#### Selected passage
☆ ☆ ☆ ☆ ☆
# Stizo's Fishing Report for 05 March 05



## Stizostedion vitreum (Feb 2, 2005)

My 4 year old son and my 6 year old daughter and I fished out of the house again Saturday from 3:00 to 8:00 PM. We caught lots of little eyes with one 14 inch fish. My daughter had the hotrod. She caught half the fish out of her hole in the icehouse on her jigging rod. I put bells on the ends of the kids' jiggling poles. Makes it alot of fun for them.

The ice is rotten in some places and good in others. Not good for driving at all. Lots of people still driving. I don't want to see hear about anyone dying. One more trip to the permanent on the 12th, and then it is hauled to it's summer resting place. Then it is off to Sakakawea for late ice pike.
☆ ☆ ☆ ☆ ☆
#### Data shown
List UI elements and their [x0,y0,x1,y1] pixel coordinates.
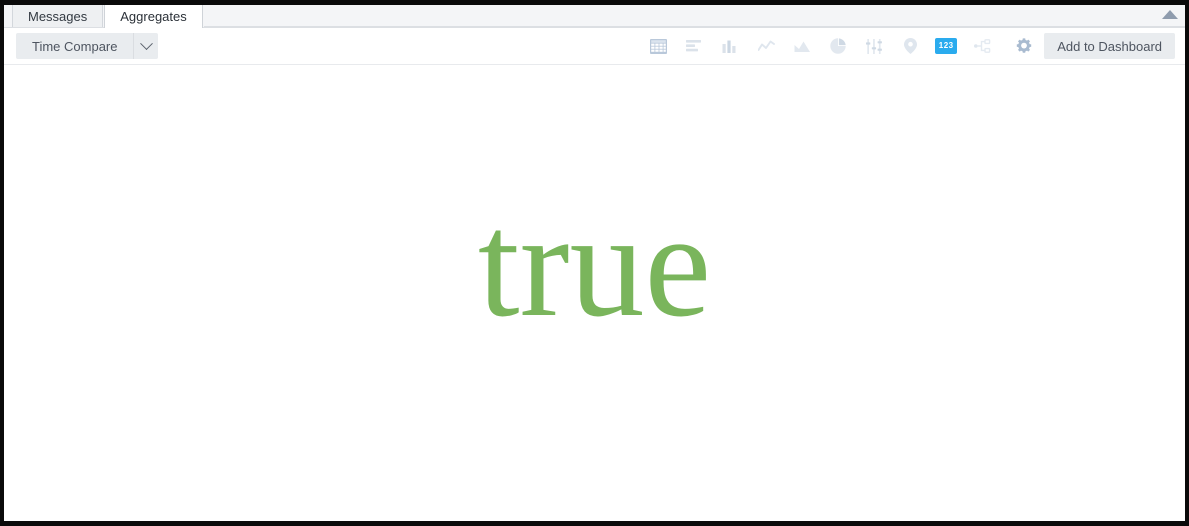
☆ ☆ ☆ ☆ ☆
#### Given problem
In the fishing report, why did the writer put bells on the ends of the kids' poles? Answer in one to three sentences. The listing plays no part in this.

#### Written solution
The writer put bells on the ends of the kids' jigging poles because it makes fishing a lot of fun for them.